--- Stored records ---

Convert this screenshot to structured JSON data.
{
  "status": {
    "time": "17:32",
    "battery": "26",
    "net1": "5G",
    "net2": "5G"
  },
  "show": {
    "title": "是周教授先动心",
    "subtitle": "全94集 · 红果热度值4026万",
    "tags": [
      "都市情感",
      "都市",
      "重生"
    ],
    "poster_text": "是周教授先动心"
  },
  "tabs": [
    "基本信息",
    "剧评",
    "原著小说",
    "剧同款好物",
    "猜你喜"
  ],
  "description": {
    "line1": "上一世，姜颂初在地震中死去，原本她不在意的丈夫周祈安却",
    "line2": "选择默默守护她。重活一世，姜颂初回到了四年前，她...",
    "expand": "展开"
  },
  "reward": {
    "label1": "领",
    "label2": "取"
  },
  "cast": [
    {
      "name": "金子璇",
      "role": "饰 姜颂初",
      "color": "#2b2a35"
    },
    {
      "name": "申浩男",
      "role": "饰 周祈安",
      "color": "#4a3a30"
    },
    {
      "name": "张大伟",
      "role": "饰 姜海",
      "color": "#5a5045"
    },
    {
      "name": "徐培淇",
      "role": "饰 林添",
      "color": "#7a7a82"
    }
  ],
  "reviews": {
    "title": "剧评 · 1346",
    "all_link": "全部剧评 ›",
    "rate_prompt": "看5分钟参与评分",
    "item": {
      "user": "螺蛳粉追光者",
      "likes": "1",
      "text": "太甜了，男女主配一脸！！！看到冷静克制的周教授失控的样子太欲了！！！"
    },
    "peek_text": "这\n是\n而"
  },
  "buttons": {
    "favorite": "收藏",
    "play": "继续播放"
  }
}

---

Directive:
The records above are to be copied in full, exactly as written.

Written answer:
Convert this screenshot to structured JSON data.
{
  "status": {
    "time": "17:32",
    "battery": "26",
    "net1": "5G",
    "net2": "5G"
  },
  "show": {
    "title": "是周教授先动心",
    "subtitle": "全94集 · 红果热度值4026万",
    "tags": [
      "都市情感",
      "都市",
      "重生"
    ],
    "poster_text": "是周教授先动心"
  },
  "tabs": [
    "基本信息",
    "剧评",
    "原著小说",
    "剧同款好物",
    "猜你喜"
  ],
  "description": {
    "line1": "上一世，姜颂初在地震中死去，原本她不在意的丈夫周祈安却",
    "line2": "选择默默守护她。重活一世，姜颂初回到了四年前，她...",
    "expand": "展开"
  },
  "reward": {
    "label1": "领",
    "label2": "取"
  },
  "cast": [
    {
      "name": "金子璇",
      "role": "饰 姜颂初",
      "color": "#2b2a35"
    },
    {
      "name": "申浩男",
      "role": "饰 周祈安",
      "color": "#4a3a30"
    },
    {
      "name": "张大伟",
      "role": "饰 姜海",
      "color": "#5a5045"
    },
    {
      "name": "徐培淇",
      "role": "饰 林添",
      "color": "#7a7a82"
    }
  ],
  "reviews": {
    "title": "剧评 · 1346",
    "all_link": "全部剧评 ›",
    "rate_prompt": "看5分钟参与评分",
    "item": {
      "user": "螺蛳粉追光者",
      "likes": "1",
      "text": "太甜了，男女主配一脸！！！看到冷静克制的周教授失控的样子太欲了！！！"
    },
    "peek_text": "这\n是\n而"
  },
  "buttons": {
    "favorite": "收藏",
    "play": "继续播放"
  }
}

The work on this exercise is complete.